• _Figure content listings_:
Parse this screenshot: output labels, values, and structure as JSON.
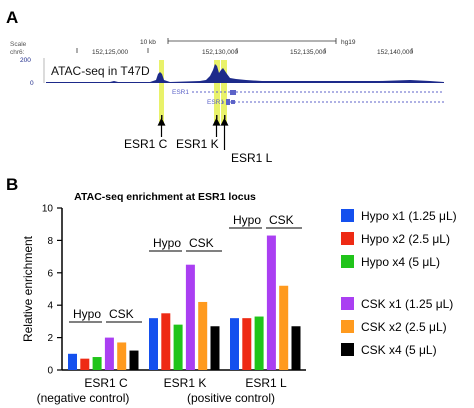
{
  "panel_a": {
    "letter": "A",
    "scale_label": "Scale",
    "chrom_label": "chr6:",
    "scale_bar_label": "10 kb",
    "genome_label": "hg19",
    "positions": [
      "152,125,000",
      "152,130,000",
      "152,135,000",
      "152,140,000"
    ],
    "y_top": "200",
    "y_zero": "0",
    "track_title": "ATAC-seq in T47D",
    "gene_label": "ESR1",
    "locus_labels": [
      "ESR1 C",
      "ESR1 K",
      "ESR1 L"
    ],
    "colors": {
      "track": "#1d2a8a",
      "highlight": "#e9f26a",
      "gene": "#5c63c8"
    }
  },
  "panel_b": {
    "letter": "B",
    "bracket_labels": [
      "Hypo",
      "CSK",
      "Hypo",
      "CSK",
      "Hypo",
      "CSK"
    ],
    "category_sublabels": [
      "(negative control)",
      "(positive control)"
    ]
  },
  "chart_data": {
    "type": "bar",
    "title": "ATAC-seq enrichment at ESR1 locus",
    "xlabel": "",
    "ylabel": "Relative enrichment",
    "ylim": [
      0,
      10
    ],
    "yticks": [
      "0",
      "2",
      "4",
      "6",
      "8",
      "10"
    ],
    "categories": [
      "ESR1 C",
      "ESR1 K",
      "ESR1 L"
    ],
    "series": [
      {
        "name": "Hypo x1 (1.25 μL)",
        "color": "#1450ee",
        "values": [
          1.0,
          3.2,
          3.2
        ]
      },
      {
        "name": "Hypo x2 (2.5 μL)",
        "color": "#ee2a14",
        "values": [
          0.7,
          3.5,
          3.2
        ]
      },
      {
        "name": "Hypo x4 (5 μL)",
        "color": "#20c41a",
        "values": [
          0.8,
          2.8,
          3.3
        ]
      },
      {
        "name": "CSK x1 (1.25 μL)",
        "color": "#aa3ff2",
        "values": [
          2.0,
          6.5,
          8.3
        ]
      },
      {
        "name": "CSK x2 (2.5 μL)",
        "color": "#ff9a1e",
        "values": [
          1.7,
          4.2,
          5.2
        ]
      },
      {
        "name": "CSK x4 (5 μL)",
        "color": "#000000",
        "values": [
          1.2,
          2.7,
          2.7
        ]
      }
    ],
    "grid": false,
    "legend_position": "right"
  }
}
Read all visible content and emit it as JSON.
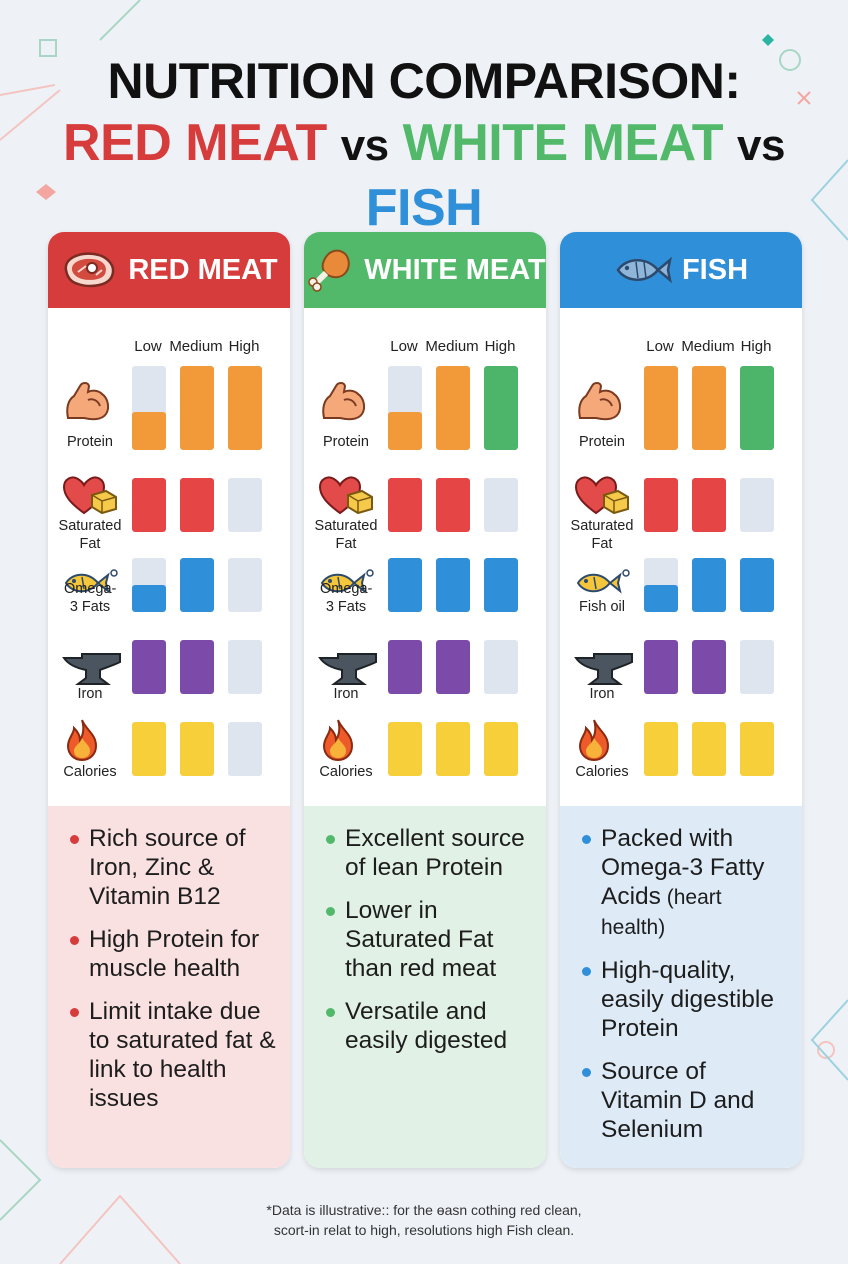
{
  "title": "NUTRITION COMPARISON:",
  "subtitle": {
    "red": "RED MEAT",
    "vs1": "vs",
    "white": "WHITE MEAT",
    "vs2": "vs",
    "fish": "FISH"
  },
  "colors": {
    "red": "#d63c3c",
    "green": "#52b86a",
    "blue": "#2f8fd8",
    "orange": "#f29a3a",
    "bar_red": "#e64545",
    "bar_green": "#4cb56a",
    "bar_blue": "#2f8fd8",
    "bar_purple": "#7c4aa8",
    "bar_yellow": "#f7cf3a",
    "bar_empty": "#dfe5ee"
  },
  "levels": [
    "Low",
    "Medium",
    "High"
  ],
  "cards": [
    {
      "name": "RED MEAT",
      "icon": "steak-icon",
      "rows": [
        {
          "label": "Protein",
          "icon": "flexed-bicep-icon",
          "fills": [
            0.45,
            1.0,
            1.0
          ],
          "colors": [
            "orange",
            "orange",
            "orange"
          ]
        },
        {
          "label": "Saturated Fat",
          "icon": "heart-butter-icon",
          "fills": [
            1.0,
            1.0,
            0
          ],
          "colors": [
            "red",
            "red",
            "red"
          ]
        },
        {
          "label": "Omega-3 Fats",
          "icon": "fish-icon",
          "fills": [
            0.5,
            1.0,
            0
          ],
          "colors": [
            "blue",
            "blue",
            "blue"
          ]
        },
        {
          "label": "Iron",
          "icon": "anvil-icon",
          "fills": [
            1.0,
            1.0,
            0
          ],
          "colors": [
            "purple",
            "purple",
            "purple"
          ]
        },
        {
          "label": "Calories",
          "icon": "flame-icon",
          "fills": [
            1.0,
            1.0,
            0
          ],
          "colors": [
            "yellow",
            "yellow",
            "yellow"
          ]
        }
      ],
      "bullets": [
        {
          "text": "Rich source of Iron, Zinc & Vitamin B12",
          "small": ""
        },
        {
          "text": "High Protein for muscle health",
          "small": ""
        },
        {
          "text": "Limit intake due to saturated fat & link to health issues",
          "small": ""
        }
      ]
    },
    {
      "name": "WHITE MEAT",
      "icon": "chicken-leg-icon",
      "rows": [
        {
          "label": "Protein",
          "icon": "flexed-bicep-icon",
          "fills": [
            0.45,
            1.0,
            1.0
          ],
          "colors": [
            "orange",
            "orange",
            "green"
          ]
        },
        {
          "label": "Saturated Fat",
          "icon": "heart-butter-icon",
          "fills": [
            1.0,
            1.0,
            0
          ],
          "colors": [
            "red",
            "red",
            "red"
          ]
        },
        {
          "label": "Omega-3 Fats",
          "icon": "fish-icon",
          "fills": [
            1.0,
            1.0,
            1.0
          ],
          "colors": [
            "blue",
            "blue",
            "blue"
          ]
        },
        {
          "label": "Iron",
          "icon": "anvil-icon",
          "fills": [
            1.0,
            1.0,
            0
          ],
          "colors": [
            "purple",
            "purple",
            "purple"
          ]
        },
        {
          "label": "Calories",
          "icon": "flame-icon",
          "fills": [
            1.0,
            1.0,
            1.0
          ],
          "colors": [
            "yellow",
            "yellow",
            "yellow"
          ]
        }
      ],
      "bullets": [
        {
          "text": "Excellent source of lean Protein",
          "small": ""
        },
        {
          "text": "Lower in Saturated Fat than red meat",
          "small": ""
        },
        {
          "text": "Versatile and easily digested",
          "small": ""
        }
      ]
    },
    {
      "name": "FISH",
      "icon": "fish-icon",
      "rows": [
        {
          "label": "Protein",
          "icon": "flexed-bicep-icon",
          "fills": [
            1.0,
            1.0,
            1.0
          ],
          "colors": [
            "orange",
            "orange",
            "green"
          ]
        },
        {
          "label": "Saturated Fat",
          "icon": "heart-butter-icon",
          "fills": [
            1.0,
            1.0,
            0
          ],
          "colors": [
            "red",
            "red",
            "red"
          ]
        },
        {
          "label": "Fish oil",
          "icon": "fish-icon",
          "fills": [
            0.5,
            1.0,
            1.0
          ],
          "colors": [
            "blue",
            "blue",
            "blue"
          ]
        },
        {
          "label": "Iron",
          "icon": "anvil-icon",
          "fills": [
            1.0,
            1.0,
            0
          ],
          "colors": [
            "purple",
            "purple",
            "purple"
          ]
        },
        {
          "label": "Calories",
          "icon": "flame-icon",
          "fills": [
            1.0,
            1.0,
            1.0
          ],
          "colors": [
            "yellow",
            "yellow",
            "yellow"
          ]
        }
      ],
      "bullets": [
        {
          "text": "Packed with Omega-3 Fatty Acids",
          "small": "(heart health)"
        },
        {
          "text": "High-quality, easily digestible Protein",
          "small": ""
        },
        {
          "text": "Source of Vitamin D and Selenium",
          "small": ""
        }
      ]
    }
  ],
  "footnote": {
    "line1": "*Data is illustrative:: for the ɵasn cothing red clean,",
    "line2": "scort-in relat to high, resolutions high Fish clean."
  }
}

• _Exercise goal_:
Your response should contain each line of the entries above that holds the string "health".

• _Your response_:
          "text": "High Protein for muscle health",
          "text": "Limit intake due to saturated fat & link to health issues",
          "small": "(heart health)"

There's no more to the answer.